• Exercise requirements:
Quote the data below in full, please, without altering anything.

• Records to process:
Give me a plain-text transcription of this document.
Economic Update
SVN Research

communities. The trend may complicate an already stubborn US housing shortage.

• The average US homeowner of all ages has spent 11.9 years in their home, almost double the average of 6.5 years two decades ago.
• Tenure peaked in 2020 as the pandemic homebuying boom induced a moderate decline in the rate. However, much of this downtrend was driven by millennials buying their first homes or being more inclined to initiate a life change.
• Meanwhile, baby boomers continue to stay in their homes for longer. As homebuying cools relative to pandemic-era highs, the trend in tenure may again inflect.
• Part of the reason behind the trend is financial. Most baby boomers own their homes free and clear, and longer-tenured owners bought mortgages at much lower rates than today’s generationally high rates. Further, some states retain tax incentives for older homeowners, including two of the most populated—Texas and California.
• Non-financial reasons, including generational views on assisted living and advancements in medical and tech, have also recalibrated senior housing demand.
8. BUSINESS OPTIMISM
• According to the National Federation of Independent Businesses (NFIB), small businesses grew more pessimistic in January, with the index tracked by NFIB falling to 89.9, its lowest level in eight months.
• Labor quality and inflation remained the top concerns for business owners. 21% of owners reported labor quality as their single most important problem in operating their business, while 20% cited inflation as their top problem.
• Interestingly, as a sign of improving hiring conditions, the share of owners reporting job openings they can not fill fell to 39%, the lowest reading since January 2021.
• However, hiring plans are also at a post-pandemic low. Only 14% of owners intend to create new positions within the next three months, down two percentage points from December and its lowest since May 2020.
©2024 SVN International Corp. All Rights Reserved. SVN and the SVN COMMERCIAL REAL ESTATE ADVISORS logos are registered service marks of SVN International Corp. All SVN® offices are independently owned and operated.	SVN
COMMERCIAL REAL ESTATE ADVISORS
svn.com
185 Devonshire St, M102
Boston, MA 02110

• Final result:
Give me a plain-text transcription of this document.
Economic Update
SVN Research

communities. The trend may complicate an already stubborn US housing shortage.

• The average US homeowner of all ages has spent 11.9 years in their home, almost double the average of 6.5 years two decades ago.
• Tenure peaked in 2020 as the pandemic homebuying boom induced a moderate decline in the rate. However, much of this downtrend was driven by millennials buying their first homes or being more inclined to initiate a life change.
• Meanwhile, baby boomers continue to stay in their homes for longer. As homebuying cools relative to pandemic-era highs, the trend in tenure may again inflect.
• Part of the reason behind the trend is financial. Most baby boomers own their homes free and clear, and longer-tenured owners bought mortgages at much lower rates than today’s generationally high rates. Further, some states retain tax incentives for older homeowners, including two of the most populated—Texas and California.
• Non-financial reasons, including generational views on assisted living and advancements in medical and tech, have also recalibrated senior housing demand.
8. BUSINESS OPTIMISM
• According to the National Federation of Independent Businesses (NFIB), small businesses grew more pessimistic in January, with the index tracked by NFIB falling to 89.9, its lowest level in eight months.
• Labor quality and inflation remained the top concerns for business owners. 21% of owners reported labor quality as their single most important problem in operating their business, while 20% cited inflation as their top problem.
• Interestingly, as a sign of improving hiring conditions, the share of owners reporting job openings they can not fill fell to 39%, the lowest reading since January 2021.
• However, hiring plans are also at a post-pandemic low. Only 14% of owners intend to create new positions within the next three months, down two percentage points from December and its lowest since May 2020.
©2024 SVN International Corp. All Rights Reserved. SVN and the SVN COMMERCIAL REAL ESTATE ADVISORS logos are registered service marks of SVN International Corp. All SVN® offices are independently owned and operated.	SVN
COMMERCIAL REAL ESTATE ADVISORS
svn.com
185 Devonshire St, M102
Boston, MA 02110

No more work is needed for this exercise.